Mavisbank is a country house outside Loanhead, south of Edinburgh in Midlothian, Scotland. It was designed by architect William Adam in collaboration with his client, Sir John Clerk of Penicuik, and was constructed between 1723 and 1727. The first Palladian villa in Scotland, it is described by Historic Scotland as "one of Scotland's most important country houses". It was altered in the 19th century, but suffered decades of neglect in the 20th century. The interiors were gutted by fire in 1973, and the house remains a ruin. , plans exist to partially restore the building and manage the estate as a community asset.

Design and construction
 Sir John Clerk's father, the first Baronet of Penicuik, planned a house on the Mavisbank estate in the late 17th century, for which a drawing of 1698 survives. Sir John Clerk, 2nd Baronet (1676–1755) was a Member of the Parliament of Scotland, and, after the union of 1707, of the Parliament of Great Britain. He was also an artistic patron, a composer of music, and an amateur architect. In 1722, he inherited his father's estates, and began planning the new house. Around this time, William Adam was engaged on his first major commission, the remodelling of Hopetoun House for the Earl of Hopetoun. Clerk and Adam collaborated on the design of Mavisbank, which was based on the 1698 proposal. Each claimed the greater part of the credit for the design. Clerk wrote in a letter that he designed the house "under the correction of Mr Adam, a talented architect", while Adam credited the design to himself in his book, Vitruvius Scoticus. It is clear that Adam enjoyed an unusually close relationship with his client, despite their differences of opinion. Clerk certainly criticised some of Adam's suggestions, although surviving correspondence suggests Adam got his way on a number of points. The foundations were laid in 1723, with construction entrusted to the mason and contractor John Baxter Senior, with stone carved by William Sylverstyne. However, William Adam himself was later appointed to complete the works.

→ **WORK ORDER 1**
Answer these questions using the Mavisbank text.
(a) Between which years was Mavisbank constructed?
(b) In what year were the interiors of the house gutted by fire?
(c) Who carved the stone for the house?
→ **WORK ORDER 2**
List every distinct four-digit year in the Mavisbank text, in order of first appearance.

[Document understanding data]

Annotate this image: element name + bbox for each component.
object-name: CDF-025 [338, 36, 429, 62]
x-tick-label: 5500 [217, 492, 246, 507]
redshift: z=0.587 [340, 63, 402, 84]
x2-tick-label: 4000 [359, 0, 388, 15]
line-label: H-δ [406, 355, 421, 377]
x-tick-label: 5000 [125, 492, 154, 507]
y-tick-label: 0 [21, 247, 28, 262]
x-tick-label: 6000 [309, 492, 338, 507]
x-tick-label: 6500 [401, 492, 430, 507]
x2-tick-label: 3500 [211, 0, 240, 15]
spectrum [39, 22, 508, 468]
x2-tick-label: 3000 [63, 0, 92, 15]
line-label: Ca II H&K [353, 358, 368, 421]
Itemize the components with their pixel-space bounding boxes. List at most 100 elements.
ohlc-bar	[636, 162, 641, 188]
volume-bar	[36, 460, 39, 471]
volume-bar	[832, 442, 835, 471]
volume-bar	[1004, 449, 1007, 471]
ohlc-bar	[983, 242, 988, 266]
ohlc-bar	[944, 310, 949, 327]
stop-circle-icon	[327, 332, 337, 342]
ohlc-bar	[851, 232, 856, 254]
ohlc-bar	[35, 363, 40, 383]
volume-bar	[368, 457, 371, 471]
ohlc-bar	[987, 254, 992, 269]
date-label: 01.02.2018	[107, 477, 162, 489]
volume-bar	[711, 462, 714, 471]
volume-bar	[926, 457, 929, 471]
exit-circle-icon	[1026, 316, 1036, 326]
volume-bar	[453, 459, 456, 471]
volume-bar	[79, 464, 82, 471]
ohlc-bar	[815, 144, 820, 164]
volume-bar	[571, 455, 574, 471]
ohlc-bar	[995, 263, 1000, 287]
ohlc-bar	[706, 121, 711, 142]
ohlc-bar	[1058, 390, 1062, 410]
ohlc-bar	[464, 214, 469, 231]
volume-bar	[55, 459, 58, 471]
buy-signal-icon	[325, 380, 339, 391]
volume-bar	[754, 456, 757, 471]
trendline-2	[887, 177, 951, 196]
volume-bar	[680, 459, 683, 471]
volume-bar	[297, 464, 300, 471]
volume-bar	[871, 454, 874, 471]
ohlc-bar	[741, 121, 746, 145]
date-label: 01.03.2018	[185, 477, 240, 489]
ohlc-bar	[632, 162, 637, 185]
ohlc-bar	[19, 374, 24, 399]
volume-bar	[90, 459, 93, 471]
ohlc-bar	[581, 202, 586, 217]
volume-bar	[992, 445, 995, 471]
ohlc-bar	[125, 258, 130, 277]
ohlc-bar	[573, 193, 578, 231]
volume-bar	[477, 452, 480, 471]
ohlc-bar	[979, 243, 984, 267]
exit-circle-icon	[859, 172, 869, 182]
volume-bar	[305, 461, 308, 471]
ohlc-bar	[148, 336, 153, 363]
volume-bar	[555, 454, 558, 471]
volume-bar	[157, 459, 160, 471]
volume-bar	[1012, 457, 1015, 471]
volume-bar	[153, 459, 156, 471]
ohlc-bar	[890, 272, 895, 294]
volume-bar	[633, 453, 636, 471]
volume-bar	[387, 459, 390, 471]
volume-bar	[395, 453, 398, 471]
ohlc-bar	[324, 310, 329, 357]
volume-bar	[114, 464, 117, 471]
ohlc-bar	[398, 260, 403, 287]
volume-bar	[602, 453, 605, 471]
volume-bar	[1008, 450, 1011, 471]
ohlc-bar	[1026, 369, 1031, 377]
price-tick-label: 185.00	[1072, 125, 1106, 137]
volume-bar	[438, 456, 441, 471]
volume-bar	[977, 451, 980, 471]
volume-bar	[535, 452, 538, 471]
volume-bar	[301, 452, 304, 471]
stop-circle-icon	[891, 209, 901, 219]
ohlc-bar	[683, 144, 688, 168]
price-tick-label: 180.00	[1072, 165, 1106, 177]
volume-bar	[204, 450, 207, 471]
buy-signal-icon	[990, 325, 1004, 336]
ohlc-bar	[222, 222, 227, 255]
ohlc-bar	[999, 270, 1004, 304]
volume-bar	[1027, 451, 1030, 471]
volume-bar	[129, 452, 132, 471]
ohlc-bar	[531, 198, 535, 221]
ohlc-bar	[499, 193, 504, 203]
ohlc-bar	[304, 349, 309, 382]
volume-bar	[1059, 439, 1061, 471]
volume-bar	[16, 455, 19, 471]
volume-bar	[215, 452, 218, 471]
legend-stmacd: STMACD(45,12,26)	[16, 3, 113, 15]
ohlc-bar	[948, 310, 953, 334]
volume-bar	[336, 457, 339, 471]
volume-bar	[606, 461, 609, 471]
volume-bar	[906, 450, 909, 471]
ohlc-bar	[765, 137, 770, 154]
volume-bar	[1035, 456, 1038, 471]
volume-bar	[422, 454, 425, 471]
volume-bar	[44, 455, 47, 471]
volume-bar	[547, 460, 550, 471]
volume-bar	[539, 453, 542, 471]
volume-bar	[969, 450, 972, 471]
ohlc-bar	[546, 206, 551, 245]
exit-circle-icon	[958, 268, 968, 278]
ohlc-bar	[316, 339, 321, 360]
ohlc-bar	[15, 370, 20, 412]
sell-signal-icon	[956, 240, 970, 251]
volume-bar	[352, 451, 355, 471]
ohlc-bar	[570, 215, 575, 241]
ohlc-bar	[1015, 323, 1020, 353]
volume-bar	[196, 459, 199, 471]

→ **EXERCISE RESULT 1**
(a) 1723 and 1727
(b) 1973
(c) William Sylverstyne

→ **EXERCISE RESULT 2**
1723, 1727, 1973, 1698, 1676, 1755, 1707, 1722